__PROBLEM__:
Give the entries again, word for word.

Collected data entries
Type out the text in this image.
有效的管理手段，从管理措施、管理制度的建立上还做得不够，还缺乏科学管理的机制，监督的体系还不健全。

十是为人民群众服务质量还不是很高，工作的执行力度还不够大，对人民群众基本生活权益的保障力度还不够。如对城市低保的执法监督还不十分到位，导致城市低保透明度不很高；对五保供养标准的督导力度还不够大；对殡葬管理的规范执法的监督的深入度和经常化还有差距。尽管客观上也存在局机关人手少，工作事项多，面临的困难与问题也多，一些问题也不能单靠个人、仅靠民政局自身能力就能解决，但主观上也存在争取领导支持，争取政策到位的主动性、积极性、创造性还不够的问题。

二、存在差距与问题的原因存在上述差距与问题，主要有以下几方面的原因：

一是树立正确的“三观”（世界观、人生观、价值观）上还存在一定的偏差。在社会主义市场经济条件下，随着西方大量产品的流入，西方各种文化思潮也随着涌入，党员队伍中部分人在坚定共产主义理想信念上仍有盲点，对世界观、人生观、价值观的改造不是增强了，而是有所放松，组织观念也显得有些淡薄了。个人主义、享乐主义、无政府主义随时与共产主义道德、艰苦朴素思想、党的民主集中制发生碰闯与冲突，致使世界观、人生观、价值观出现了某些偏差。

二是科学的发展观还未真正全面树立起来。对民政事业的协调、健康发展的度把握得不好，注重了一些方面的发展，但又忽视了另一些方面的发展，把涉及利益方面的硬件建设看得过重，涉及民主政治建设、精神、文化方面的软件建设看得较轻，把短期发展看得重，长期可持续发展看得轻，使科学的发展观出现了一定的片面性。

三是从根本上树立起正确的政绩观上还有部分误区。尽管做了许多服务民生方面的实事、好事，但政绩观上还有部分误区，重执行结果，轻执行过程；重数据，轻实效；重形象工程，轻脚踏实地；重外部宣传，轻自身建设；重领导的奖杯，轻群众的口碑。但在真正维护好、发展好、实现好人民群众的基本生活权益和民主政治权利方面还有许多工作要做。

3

__COMPLETE RESPONSE__:
Type out the text in this image.
有效的管理手段，从管理措施、管理制度的建立上还做得不够，还缺乏科学管理的机制，监督的体系还不健全。

十是为人民群众服务质量还不是很高，工作的执行力度还不够大，对人民群众基本生活权益的保障力度还不够。如对城市低保的执法监督还不十分到位，导致城市低保透明度不很高；对五保供养标准的督导力度还不够大；对殡葬管理的规范执法的监督的深入度和经常化还有差距。尽管客观上也存在局机关人手少，工作事项多，面临的困难与问题也多，一些问题也不能单靠个人、仅靠民政局自身能力就能解决，但主观上也存在争取领导支持，争取政策到位的主动性、积极性、创造性还不够的问题。

二、存在差距与问题的原因存在上述差距与问题，主要有以下几方面的原因：

一是树立正确的“三观”（世界观、人生观、价值观）上还存在一定的偏差。在社会主义市场经济条件下，随着西方大量产品的流入，西方各种文化思潮也随着涌入，党员队伍中部分人在坚定共产主义理想信念上仍有盲点，对世界观、人生观、价值观的改造不是增强了，而是有所放松，组织观念也显得有些淡薄了。个人主义、享乐主义、无政府主义随时与共产主义道德、艰苦朴素思想、党的民主集中制发生碰闯与冲突，致使世界观、人生观、价值观出现了某些偏差。

二是科学的发展观还未真正全面树立起来。对民政事业的协调、健康发展的度把握得不好，注重了一些方面的发展，但又忽视了另一些方面的发展，把涉及利益方面的硬件建设看得过重，涉及民主政治建设、精神、文化方面的软件建设看得较轻，把短期发展看得重，长期可持续发展看得轻，使科学的发展观出现了一定的片面性。

三是从根本上树立起正确的政绩观上还有部分误区。尽管做了许多服务民生方面的实事、好事，但政绩观上还有部分误区，重执行结果，轻执行过程；重数据，轻实效；重形象工程，轻脚踏实地；重外部宣传，轻自身建设；重领导的奖杯，轻群众的口碑。但在真正维护好、发展好、实现好人民群众的基本生活权益和民主政治权利方面还有许多工作要做。

3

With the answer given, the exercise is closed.